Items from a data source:
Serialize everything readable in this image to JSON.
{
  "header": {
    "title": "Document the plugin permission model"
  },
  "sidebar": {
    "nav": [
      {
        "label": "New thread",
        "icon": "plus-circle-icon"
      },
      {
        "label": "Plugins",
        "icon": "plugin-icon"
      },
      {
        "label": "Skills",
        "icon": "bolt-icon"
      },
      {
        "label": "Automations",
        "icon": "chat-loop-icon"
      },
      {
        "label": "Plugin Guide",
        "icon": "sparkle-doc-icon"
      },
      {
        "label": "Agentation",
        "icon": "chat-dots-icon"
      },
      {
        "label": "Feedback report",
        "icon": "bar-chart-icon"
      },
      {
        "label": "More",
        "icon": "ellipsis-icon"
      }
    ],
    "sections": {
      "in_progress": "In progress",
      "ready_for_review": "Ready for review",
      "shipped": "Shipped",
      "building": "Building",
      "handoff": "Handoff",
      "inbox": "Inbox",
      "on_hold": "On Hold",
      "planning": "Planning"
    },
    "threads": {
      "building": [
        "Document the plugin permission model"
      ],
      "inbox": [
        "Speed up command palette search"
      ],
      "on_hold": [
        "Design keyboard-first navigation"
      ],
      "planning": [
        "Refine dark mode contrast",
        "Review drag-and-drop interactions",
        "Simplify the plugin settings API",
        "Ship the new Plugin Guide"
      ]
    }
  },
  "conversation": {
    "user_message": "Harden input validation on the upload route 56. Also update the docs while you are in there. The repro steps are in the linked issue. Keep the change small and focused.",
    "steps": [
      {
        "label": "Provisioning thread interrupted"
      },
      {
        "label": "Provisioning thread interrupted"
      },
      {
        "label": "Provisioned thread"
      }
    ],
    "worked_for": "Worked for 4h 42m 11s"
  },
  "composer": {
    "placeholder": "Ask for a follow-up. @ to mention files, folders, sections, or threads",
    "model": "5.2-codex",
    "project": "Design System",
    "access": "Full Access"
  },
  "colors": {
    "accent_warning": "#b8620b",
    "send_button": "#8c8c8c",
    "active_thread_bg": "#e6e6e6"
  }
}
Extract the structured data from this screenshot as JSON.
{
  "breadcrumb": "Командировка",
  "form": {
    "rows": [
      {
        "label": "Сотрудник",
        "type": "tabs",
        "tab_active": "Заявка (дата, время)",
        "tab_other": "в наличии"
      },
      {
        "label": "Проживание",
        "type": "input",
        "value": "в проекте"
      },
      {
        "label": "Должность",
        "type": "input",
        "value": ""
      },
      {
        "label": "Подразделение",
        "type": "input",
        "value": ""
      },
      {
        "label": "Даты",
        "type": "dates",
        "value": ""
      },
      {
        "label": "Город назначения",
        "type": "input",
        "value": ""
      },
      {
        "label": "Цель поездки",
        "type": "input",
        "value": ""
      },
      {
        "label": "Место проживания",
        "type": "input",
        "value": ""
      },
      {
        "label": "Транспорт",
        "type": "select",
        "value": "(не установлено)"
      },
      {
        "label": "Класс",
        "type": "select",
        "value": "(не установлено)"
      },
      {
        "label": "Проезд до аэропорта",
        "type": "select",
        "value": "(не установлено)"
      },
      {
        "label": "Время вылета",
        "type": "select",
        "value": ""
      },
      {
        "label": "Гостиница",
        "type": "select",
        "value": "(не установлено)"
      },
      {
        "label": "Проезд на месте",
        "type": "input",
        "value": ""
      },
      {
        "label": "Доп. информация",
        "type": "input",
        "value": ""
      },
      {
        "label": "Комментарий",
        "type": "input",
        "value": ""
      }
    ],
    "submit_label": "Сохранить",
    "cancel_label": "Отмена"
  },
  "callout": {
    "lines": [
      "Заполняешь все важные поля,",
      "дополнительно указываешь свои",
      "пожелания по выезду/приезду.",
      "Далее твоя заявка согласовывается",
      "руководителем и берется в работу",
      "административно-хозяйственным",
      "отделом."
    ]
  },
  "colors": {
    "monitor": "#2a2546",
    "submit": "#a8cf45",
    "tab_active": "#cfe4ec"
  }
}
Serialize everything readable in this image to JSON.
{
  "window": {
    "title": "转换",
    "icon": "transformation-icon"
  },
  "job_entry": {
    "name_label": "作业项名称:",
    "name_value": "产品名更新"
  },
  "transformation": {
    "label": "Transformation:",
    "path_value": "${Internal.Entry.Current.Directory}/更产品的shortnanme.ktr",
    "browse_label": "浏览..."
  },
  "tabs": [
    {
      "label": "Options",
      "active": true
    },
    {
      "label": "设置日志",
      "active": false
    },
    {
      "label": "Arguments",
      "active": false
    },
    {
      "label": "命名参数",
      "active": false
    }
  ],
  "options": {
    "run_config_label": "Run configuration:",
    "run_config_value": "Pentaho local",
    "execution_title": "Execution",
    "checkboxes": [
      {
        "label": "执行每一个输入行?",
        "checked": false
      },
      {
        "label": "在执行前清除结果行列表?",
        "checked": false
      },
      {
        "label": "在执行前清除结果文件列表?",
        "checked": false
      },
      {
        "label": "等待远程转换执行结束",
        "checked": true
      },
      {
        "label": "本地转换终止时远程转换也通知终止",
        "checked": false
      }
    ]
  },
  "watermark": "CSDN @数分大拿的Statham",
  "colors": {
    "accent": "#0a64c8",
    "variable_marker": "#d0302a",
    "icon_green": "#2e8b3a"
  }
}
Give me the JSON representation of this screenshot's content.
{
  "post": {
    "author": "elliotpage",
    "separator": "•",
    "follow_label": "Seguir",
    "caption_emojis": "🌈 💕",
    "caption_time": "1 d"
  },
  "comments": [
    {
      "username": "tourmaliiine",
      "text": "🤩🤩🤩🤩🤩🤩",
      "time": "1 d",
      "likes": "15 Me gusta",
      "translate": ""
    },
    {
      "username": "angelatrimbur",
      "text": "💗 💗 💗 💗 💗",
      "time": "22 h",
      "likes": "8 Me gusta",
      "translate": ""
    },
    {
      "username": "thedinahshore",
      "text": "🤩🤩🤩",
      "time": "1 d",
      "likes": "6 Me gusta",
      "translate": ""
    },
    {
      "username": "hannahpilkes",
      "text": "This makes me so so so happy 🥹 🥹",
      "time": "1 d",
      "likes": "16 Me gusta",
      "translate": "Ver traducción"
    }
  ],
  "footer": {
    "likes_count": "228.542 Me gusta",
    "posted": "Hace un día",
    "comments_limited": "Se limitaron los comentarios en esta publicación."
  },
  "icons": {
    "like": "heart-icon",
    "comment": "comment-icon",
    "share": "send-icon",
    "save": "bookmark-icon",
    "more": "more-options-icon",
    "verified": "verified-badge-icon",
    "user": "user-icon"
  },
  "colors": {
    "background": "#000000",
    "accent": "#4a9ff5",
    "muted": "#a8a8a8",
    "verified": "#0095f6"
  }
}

What is required: Your task is to reproduce the whole listing exactly.

Answer:
Serialize everything readable in this image to JSON.
{
  "header": {
    "title": "Document the plugin permission model"
  },
  "sidebar": {
    "nav": [
      {
        "label": "New thread",
        "icon": "plus-circle-icon"
      },
      {
        "label": "Plugins",
        "icon": "plugin-icon"
      },
      {
        "label": "Skills",
        "icon": "bolt-icon"
      },
      {
        "label": "Automations",
        "icon": "chat-loop-icon"
      },
      {
        "label": "Plugin Guide",
        "icon": "sparkle-doc-icon"
      },
      {
        "label": "Agentation",
        "icon": "chat-dots-icon"
      },
      {
        "label": "Feedback report",
        "icon": "bar-chart-icon"
      },
      {
        "label": "More",
        "icon": "ellipsis-icon"
      }
    ],
    "sections": {
      "in_progress": "In progress",
      "ready_for_review": "Ready for review",
      "shipped": "Shipped",
      "building": "Building",
      "handoff": "Handoff",
      "inbox": "Inbox",
      "on_hold": "On Hold",
      "planning": "Planning"
    },
    "threads": {
      "building": [
        "Document the plugin permission model"
      ],
      "inbox": [
        "Speed up command palette search"
      ],
      "on_hold": [
        "Design keyboard-first navigation"
      ],
      "planning": [
        "Refine dark mode contrast",
        "Review drag-and-drop interactions",
        "Simplify the plugin settings API",
        "Ship the new Plugin Guide"
      ]
    }
  },
  "conversation": {
    "user_message": "Harden input validation on the upload route 56. Also update the docs while you are in there. The repro steps are in the linked issue. Keep the change small and focused.",
    "steps": [
      {
        "label": "Provisioning thread interrupted"
      },
      {
        "label": "Provisioning thread interrupted"
      },
      {
        "label": "Provisioned thread"
      }
    ],
    "worked_for": "Worked for 4h 42m 11s"
  },
  "composer": {
    "placeholder": "Ask for a follow-up. @ to mention files, folders, sections, or threads",
    "model": "5.2-codex",
    "project": "Design System",
    "access": "Full Access"
  },
  "colors": {
    "accent_warning": "#b8620b",
    "send_button": "#8c8c8c",
    "active_thread_bg": "#e6e6e6"
  }
}
Extract the structured data from this screenshot as JSON.
{
  "breadcrumb": "Командировка",
  "form": {
    "rows": [
      {
        "label": "Сотрудник",
        "type": "tabs",
        "tab_active": "Заявка (дата, время)",
        "tab_other": "в наличии"
      },
      {
        "label": "Проживание",
        "type": "input",
        "value": "в проекте"
      },
      {
        "label": "Должность",
        "type": "input",
        "value": ""
      },
      {
        "label": "Подразделение",
        "type": "input",
        "value": ""
      },
      {
        "label": "Даты",
        "type": "dates",
        "value": ""
      },
      {
        "label": "Город назначения",
        "type": "input",
        "value": ""
      },
      {
        "label": "Цель поездки",
        "type": "input",
        "value": ""
      },
      {
        "label": "Место проживания",
        "type": "input",
        "value": ""
      },
      {
        "label": "Транспорт",
        "type": "select",
        "value": "(не установлено)"
      },
      {
        "label": "Класс",
        "type": "select",
        "value": "(не установлено)"
      },
      {
        "label": "Проезд до аэропорта",
        "type": "select",
        "value": "(не установлено)"
      },
      {
        "label": "Время вылета",
        "type": "select",
        "value": ""
      },
      {
        "label": "Гостиница",
        "type": "select",
        "value": "(не установлено)"
      },
      {
        "label": "Проезд на месте",
        "type": "input",
        "value": ""
      },
      {
        "label": "Доп. информация",
        "type": "input",
        "value": ""
      },
      {
        "label": "Комментарий",
        "type": "input",
        "value": ""
      }
    ],
    "submit_label": "Сохранить",
    "cancel_label": "Отмена"
  },
  "callout": {
    "lines": [
      "Заполняешь все важные поля,",
      "дополнительно указываешь свои",
      "пожелания по выезду/приезду.",
      "Далее твоя заявка согласовывается",
      "руководителем и берется в работу",
      "административно-хозяйственным",
      "отделом."
    ]
  },
  "colors": {
    "monitor": "#2a2546",
    "submit": "#a8cf45",
    "tab_active": "#cfe4ec"
  }
}
Serialize everything readable in this image to JSON.
{
  "window": {
    "title": "转换",
    "icon": "transformation-icon"
  },
  "job_entry": {
    "name_label": "作业项名称:",
    "name_value": "产品名更新"
  },
  "transformation": {
    "label": "Transformation:",
    "path_value": "${Internal.Entry.Current.Directory}/更产品的shortnanme.ktr",
    "browse_label": "浏览..."
  },
  "tabs": [
    {
      "label": "Options",
      "active": true
    },
    {
      "label": "设置日志",
      "active": false
    },
    {
      "label": "Arguments",
      "active": false
    },
    {
      "label": "命名参数",
      "active": false
    }
  ],
  "options": {
    "run_config_label": "Run configuration:",
    "run_config_value": "Pentaho local",
    "execution_title": "Execution",
    "checkboxes": [
      {
        "label": "执行每一个输入行?",
        "checked": false
      },
      {
        "label": "在执行前清除结果行列表?",
        "checked": false
      },
      {
        "label": "在执行前清除结果文件列表?",
        "checked": false
      },
      {
        "label": "等待远程转换执行结束",
        "checked": true
      },
      {
        "label": "本地转换终止时远程转换也通知终止",
        "checked": false
      }
    ]
  },
  "watermark": "CSDN @数分大拿的Statham",
  "colors": {
    "accent": "#0a64c8",
    "variable_marker": "#d0302a",
    "icon_green": "#2e8b3a"
  }
}
Give me the JSON representation of this screenshot's content.
{
  "post": {
    "author": "elliotpage",
    "separator": "•",
    "follow_label": "Seguir",
    "caption_emojis": "🌈 💕",
    "caption_time": "1 d"
  },
  "comments": [
    {
      "username": "tourmaliiine",
      "text": "🤩🤩🤩🤩🤩🤩",
      "time": "1 d",
      "likes": "15 Me gusta",
      "translate": ""
    },
    {
      "username": "angelatrimbur",
      "text": "💗 💗 💗 💗 💗",
      "time": "22 h",
      "likes": "8 Me gusta",
      "translate": ""
    },
    {
      "username": "thedinahshore",
      "text": "🤩🤩🤩",
      "time": "1 d",
      "likes": "6 Me gusta",
      "translate": ""
    },
    {
      "username": "hannahpilkes",
      "text": "This makes me so so so happy 🥹 🥹",
      "time": "1 d",
      "likes": "16 Me gusta",
      "translate": "Ver traducción"
    }
  ],
  "footer": {
    "likes_count": "228.542 Me gusta",
    "posted": "Hace un día",
    "comments_limited": "Se limitaron los comentarios en esta publicación."
  },
  "icons": {
    "like": "heart-icon",
    "comment": "comment-icon",
    "share": "send-icon",
    "save": "bookmark-icon",
    "more": "more-options-icon",
    "verified": "verified-badge-icon",
    "user": "user-icon"
  },
  "colors": {
    "background": "#000000",
    "accent": "#4a9ff5",
    "muted": "#a8a8a8",
    "verified": "#0095f6"
  }
}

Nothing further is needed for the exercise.